- EXERCISE DETAILS: Find each line with the word "Поставить" and copy it.

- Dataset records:
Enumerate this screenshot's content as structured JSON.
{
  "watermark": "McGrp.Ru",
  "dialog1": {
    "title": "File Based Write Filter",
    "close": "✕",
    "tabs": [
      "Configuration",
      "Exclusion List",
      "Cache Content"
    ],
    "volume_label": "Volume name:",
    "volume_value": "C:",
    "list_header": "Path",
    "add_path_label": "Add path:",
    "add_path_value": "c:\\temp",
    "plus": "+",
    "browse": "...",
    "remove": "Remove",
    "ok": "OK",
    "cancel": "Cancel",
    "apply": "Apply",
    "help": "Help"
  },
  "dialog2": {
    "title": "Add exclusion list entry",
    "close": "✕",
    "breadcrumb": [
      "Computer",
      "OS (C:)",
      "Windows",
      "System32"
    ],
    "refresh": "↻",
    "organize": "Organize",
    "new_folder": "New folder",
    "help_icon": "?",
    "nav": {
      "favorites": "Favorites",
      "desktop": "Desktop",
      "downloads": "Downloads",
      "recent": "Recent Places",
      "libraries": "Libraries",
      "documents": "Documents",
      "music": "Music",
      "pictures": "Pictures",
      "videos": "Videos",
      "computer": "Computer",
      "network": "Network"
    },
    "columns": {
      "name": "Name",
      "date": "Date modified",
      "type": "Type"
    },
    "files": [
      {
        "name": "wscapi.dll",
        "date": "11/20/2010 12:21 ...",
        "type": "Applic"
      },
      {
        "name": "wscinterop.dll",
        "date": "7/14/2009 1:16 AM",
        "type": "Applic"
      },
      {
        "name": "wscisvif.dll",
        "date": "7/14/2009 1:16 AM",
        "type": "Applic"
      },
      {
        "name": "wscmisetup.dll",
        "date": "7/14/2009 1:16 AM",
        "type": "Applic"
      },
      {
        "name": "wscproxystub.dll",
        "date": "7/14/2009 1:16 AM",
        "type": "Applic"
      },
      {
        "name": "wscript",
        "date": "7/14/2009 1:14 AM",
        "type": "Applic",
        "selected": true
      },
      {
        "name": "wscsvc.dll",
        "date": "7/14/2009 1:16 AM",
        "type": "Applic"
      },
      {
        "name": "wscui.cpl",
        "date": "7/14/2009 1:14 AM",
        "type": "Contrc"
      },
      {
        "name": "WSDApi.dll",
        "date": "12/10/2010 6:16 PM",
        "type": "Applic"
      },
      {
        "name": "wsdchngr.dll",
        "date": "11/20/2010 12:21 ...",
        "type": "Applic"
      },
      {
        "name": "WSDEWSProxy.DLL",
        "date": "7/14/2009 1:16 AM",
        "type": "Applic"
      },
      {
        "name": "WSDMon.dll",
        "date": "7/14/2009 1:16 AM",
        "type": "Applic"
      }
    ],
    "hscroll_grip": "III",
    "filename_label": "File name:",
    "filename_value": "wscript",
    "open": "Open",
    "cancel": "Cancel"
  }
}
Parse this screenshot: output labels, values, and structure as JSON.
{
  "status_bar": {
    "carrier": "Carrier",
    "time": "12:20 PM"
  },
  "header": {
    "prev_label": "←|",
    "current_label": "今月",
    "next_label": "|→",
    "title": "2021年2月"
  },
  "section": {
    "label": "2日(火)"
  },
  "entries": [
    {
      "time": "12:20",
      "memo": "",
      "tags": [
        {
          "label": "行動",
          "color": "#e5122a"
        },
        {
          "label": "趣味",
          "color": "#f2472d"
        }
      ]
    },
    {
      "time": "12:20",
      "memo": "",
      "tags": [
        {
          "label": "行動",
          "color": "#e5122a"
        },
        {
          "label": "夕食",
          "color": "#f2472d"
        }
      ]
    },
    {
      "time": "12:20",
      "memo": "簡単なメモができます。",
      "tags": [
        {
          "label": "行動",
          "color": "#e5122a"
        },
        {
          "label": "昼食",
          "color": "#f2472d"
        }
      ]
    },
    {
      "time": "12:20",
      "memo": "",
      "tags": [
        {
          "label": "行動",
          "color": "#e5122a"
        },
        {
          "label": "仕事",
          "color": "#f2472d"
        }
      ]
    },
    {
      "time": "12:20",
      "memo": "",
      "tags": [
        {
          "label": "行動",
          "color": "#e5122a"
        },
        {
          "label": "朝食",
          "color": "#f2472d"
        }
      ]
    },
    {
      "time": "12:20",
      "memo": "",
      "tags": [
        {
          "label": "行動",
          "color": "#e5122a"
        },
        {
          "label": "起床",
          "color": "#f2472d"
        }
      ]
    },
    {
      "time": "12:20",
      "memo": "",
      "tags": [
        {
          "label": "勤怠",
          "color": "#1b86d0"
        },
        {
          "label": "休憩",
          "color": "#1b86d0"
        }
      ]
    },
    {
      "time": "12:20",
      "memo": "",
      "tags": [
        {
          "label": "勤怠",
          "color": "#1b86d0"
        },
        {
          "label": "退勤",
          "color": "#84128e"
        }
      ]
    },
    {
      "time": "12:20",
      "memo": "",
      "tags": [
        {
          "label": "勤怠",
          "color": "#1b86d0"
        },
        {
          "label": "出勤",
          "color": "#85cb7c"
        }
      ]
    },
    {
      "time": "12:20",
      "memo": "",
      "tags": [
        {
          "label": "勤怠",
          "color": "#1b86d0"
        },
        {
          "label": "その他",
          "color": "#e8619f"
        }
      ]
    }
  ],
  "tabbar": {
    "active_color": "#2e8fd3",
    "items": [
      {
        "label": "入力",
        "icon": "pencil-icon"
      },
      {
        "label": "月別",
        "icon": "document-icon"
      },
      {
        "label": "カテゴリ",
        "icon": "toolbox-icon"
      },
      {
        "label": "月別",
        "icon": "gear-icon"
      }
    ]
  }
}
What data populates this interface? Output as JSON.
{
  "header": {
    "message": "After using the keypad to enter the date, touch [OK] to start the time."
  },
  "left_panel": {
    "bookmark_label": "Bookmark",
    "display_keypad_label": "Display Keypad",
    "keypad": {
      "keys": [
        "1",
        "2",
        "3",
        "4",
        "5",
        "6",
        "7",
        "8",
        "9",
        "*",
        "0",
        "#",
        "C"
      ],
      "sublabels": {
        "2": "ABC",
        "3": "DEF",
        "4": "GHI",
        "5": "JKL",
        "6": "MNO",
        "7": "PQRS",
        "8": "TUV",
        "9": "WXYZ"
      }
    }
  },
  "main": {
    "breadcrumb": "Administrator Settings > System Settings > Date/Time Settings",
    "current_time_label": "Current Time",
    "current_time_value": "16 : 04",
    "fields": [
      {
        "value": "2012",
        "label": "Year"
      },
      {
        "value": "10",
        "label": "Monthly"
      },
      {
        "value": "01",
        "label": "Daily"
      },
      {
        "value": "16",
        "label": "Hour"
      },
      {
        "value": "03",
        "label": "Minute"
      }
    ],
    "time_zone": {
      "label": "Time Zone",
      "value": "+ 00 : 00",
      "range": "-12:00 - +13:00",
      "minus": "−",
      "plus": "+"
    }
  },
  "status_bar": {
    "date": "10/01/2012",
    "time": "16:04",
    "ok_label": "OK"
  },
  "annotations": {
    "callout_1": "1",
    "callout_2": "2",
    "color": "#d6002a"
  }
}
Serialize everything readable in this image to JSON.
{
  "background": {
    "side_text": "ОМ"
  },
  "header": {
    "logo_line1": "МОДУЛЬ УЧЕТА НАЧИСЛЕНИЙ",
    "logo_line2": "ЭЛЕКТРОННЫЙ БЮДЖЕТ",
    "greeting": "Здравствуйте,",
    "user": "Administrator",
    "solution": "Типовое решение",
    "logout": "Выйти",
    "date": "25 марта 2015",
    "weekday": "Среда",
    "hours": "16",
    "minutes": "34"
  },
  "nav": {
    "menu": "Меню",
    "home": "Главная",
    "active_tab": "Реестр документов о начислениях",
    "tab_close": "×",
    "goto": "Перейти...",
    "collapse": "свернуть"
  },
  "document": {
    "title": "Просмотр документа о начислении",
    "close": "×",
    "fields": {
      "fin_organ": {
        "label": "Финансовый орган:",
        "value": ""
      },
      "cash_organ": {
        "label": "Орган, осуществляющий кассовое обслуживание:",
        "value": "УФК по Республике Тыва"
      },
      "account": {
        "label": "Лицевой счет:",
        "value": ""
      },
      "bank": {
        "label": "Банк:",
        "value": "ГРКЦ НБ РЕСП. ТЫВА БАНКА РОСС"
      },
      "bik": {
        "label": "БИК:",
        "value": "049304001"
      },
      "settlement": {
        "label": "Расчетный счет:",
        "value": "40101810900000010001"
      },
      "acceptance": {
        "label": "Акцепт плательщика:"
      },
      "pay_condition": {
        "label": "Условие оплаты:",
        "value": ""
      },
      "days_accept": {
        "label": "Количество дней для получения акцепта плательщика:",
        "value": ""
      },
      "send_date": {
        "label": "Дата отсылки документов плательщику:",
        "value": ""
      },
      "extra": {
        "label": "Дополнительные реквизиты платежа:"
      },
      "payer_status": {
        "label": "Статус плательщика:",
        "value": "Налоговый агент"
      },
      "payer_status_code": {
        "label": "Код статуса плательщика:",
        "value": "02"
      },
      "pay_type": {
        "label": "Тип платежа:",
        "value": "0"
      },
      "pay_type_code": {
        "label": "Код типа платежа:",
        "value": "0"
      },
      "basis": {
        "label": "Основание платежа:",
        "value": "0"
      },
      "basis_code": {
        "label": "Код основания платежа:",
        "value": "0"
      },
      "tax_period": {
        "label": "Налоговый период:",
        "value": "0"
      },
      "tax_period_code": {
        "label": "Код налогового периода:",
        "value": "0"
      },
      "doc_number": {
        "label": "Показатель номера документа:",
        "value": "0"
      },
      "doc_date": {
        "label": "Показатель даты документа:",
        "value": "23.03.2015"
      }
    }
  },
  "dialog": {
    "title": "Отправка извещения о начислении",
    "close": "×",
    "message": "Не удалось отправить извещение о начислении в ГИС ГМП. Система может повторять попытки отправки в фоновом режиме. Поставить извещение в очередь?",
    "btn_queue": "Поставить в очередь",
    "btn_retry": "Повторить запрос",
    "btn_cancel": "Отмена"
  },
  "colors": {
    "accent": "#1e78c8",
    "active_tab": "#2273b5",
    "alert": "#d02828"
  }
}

- WRITTEN REPLY:
    "message": "Не удалось отправить извещение о начислении в ГИС ГМП. Система может повторять попытки отправки в фоновом режиме. Поставить извещение в очередь?",
    "btn_queue": "Поставить в очередь",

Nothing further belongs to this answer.